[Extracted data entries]
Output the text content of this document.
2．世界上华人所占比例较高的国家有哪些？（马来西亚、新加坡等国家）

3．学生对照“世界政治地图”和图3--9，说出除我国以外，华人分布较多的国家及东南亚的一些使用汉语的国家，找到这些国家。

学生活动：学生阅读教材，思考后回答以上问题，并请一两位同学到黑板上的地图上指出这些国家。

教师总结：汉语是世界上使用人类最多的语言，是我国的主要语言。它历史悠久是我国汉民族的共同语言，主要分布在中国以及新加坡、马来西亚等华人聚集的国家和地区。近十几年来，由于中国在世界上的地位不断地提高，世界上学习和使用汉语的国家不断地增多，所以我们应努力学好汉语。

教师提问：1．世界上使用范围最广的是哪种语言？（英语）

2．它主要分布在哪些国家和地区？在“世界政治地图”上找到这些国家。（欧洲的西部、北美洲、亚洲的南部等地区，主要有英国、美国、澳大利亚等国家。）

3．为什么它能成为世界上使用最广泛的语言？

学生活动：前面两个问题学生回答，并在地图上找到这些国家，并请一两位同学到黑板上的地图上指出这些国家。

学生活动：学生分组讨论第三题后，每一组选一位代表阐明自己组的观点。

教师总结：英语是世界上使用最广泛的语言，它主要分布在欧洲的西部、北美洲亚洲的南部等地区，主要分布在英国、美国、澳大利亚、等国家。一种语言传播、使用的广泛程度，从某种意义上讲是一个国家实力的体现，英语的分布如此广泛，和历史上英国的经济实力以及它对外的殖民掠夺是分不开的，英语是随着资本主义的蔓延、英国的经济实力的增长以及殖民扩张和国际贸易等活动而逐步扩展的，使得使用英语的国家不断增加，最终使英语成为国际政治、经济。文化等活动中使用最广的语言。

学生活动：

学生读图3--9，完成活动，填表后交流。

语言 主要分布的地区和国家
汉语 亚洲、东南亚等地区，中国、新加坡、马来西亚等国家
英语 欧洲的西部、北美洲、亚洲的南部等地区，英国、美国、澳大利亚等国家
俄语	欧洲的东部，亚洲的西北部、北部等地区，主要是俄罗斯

The request:
Send back each record exactly as it stands.

Output below:
Output the text content of this document.
2．世界上华人所占比例较高的国家有哪些？（马来西亚、新加坡等国家）

3．学生对照“世界政治地图”和图3--9，说出除我国以外，华人分布较多的国家及东南亚的一些使用汉语的国家，找到这些国家。

学生活动：学生阅读教材，思考后回答以上问题，并请一两位同学到黑板上的地图上指出这些国家。

教师总结：汉语是世界上使用人类最多的语言，是我国的主要语言。它历史悠久是我国汉民族的共同语言，主要分布在中国以及新加坡、马来西亚等华人聚集的国家和地区。近十几年来，由于中国在世界上的地位不断地提高，世界上学习和使用汉语的国家不断地增多，所以我们应努力学好汉语。

教师提问：1．世界上使用范围最广的是哪种语言？（英语）

2．它主要分布在哪些国家和地区？在“世界政治地图”上找到这些国家。（欧洲的西部、北美洲、亚洲的南部等地区，主要有英国、美国、澳大利亚等国家。）

3．为什么它能成为世界上使用最广泛的语言？

学生活动：前面两个问题学生回答，并在地图上找到这些国家，并请一两位同学到黑板上的地图上指出这些国家。

学生活动：学生分组讨论第三题后，每一组选一位代表阐明自己组的观点。

教师总结：英语是世界上使用最广泛的语言，它主要分布在欧洲的西部、北美洲亚洲的南部等地区，主要分布在英国、美国、澳大利亚、等国家。一种语言传播、使用的广泛程度，从某种意义上讲是一个国家实力的体现，英语的分布如此广泛，和历史上英国的经济实力以及它对外的殖民掠夺是分不开的，英语是随着资本主义的蔓延、英国的经济实力的增长以及殖民扩张和国际贸易等活动而逐步扩展的，使得使用英语的国家不断增加，最终使英语成为国际政治、经济。文化等活动中使用最广的语言。

学生活动：

学生读图3--9，完成活动，填表后交流。

语言 主要分布的地区和国家
汉语 亚洲、东南亚等地区，中国、新加坡、马来西亚等国家
英语 欧洲的西部、北美洲、亚洲的南部等地区，英国、美国、澳大利亚等国家
俄语	欧洲的东部，亚洲的西北部、北部等地区，主要是俄罗斯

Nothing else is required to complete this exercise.